**STATED GOAL:**
Transcribe the lines below verbatim, skipping the images.

Collected data:

********

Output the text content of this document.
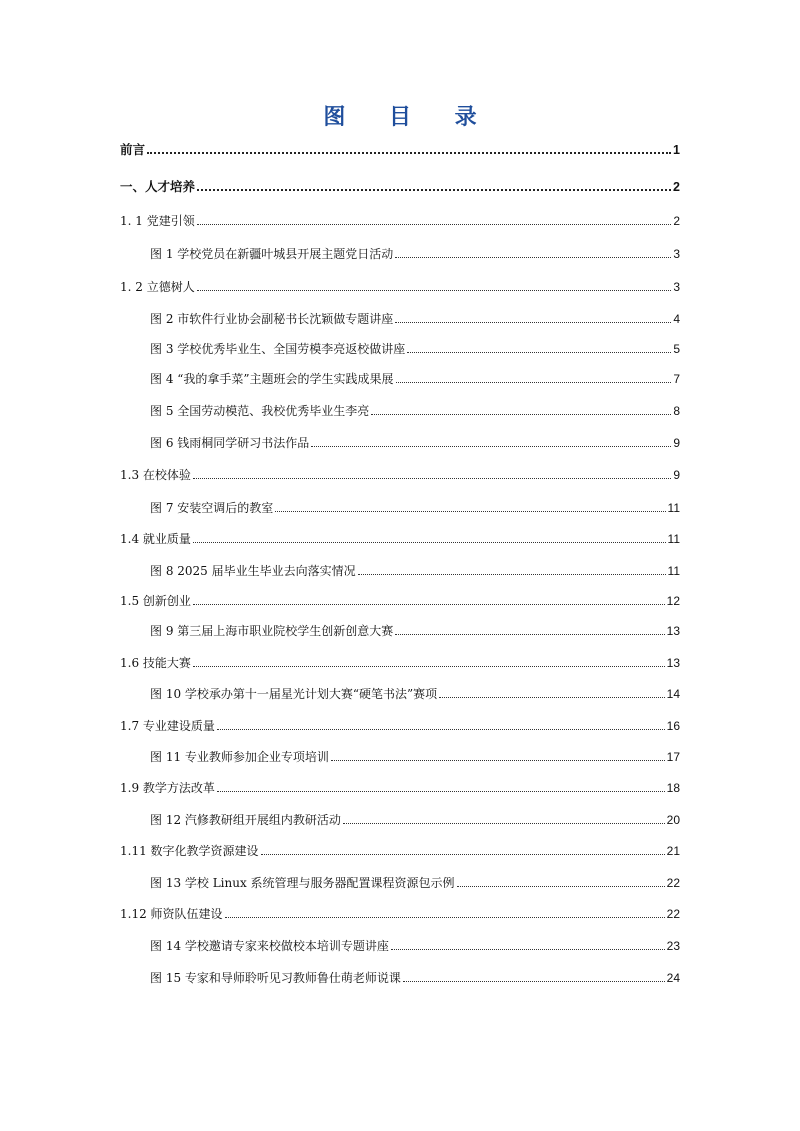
图 目 录
前言	1
一、人才培养	2
1. 1 党建引领	2
图 1 学校党员在新疆叶城县开展主题党日活动	3
1. 2 立德树人	3
图 2 市软件行业协会副秘书长沈颖做专题讲座	4
图 3 学校优秀毕业生、全国劳模李亮返校做讲座	5
图 4 “我的拿手菜”主题班会的学生实践成果展	7
图 5 全国劳动模范、我校优秀毕业生李亮	8
图 6 钱雨桐同学研习书法作品	9
1.3 在校体验	9
图 7 安装空调后的教室	11
1.4 就业质量	11
图 8 2025 届毕业生毕业去向落实情况	11
1.5 创新创业	12
图 9 第三届上海市职业院校学生创新创意大赛	13
1.6 技能大赛	13
图 10 学校承办第十一届星光计划大赛“硬笔书法”赛项	14
1.7 专业建设质量	16
图 11 专业教师参加企业专项培训	17
1.9 教学方法改革	18
图 12 汽修教研组开展组内教研活动	20
1.11 数字化教学资源建设	21
图 13 学校 Linux 系统管理与服务器配置课程资源包示例	22
1.12 师资队伍建设	22
图 14 学校邀请专家来校做校本培训专题讲座	23
图 15 专家和导师聆听见习教师鲁仕萌老师说课	24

********

**SOLUTION:**
Output the text content of this document.
图 目 录
前言	1
一、人才培养	2
1. 1 党建引领	2
图 1 学校党员在新疆叶城县开展主题党日活动	3
1. 2 立德树人	3
图 2 市软件行业协会副秘书长沈颖做专题讲座	4
图 3 学校优秀毕业生、全国劳模李亮返校做讲座	5
图 4 “我的拿手菜”主题班会的学生实践成果展	7
图 5 全国劳动模范、我校优秀毕业生李亮	8
图 6 钱雨桐同学研习书法作品	9
1.3 在校体验	9
图 7 安装空调后的教室	11
1.4 就业质量	11
图 8 2025 届毕业生毕业去向落实情况	11
1.5 创新创业	12
图 9 第三届上海市职业院校学生创新创意大赛	13
1.6 技能大赛	13
图 10 学校承办第十一届星光计划大赛“硬笔书法”赛项	14
1.7 专业建设质量	16
图 11 专业教师参加企业专项培训	17
1.9 教学方法改革	18
图 12 汽修教研组开展组内教研活动	20
1.11 数字化教学资源建设	21
图 13 学校 Linux 系统管理与服务器配置课程资源包示例	22
1.12 师资队伍建设	22
图 14 学校邀请专家来校做校本培训专题讲座	23
图 15 专家和导师聆听见习教师鲁仕萌老师说课	24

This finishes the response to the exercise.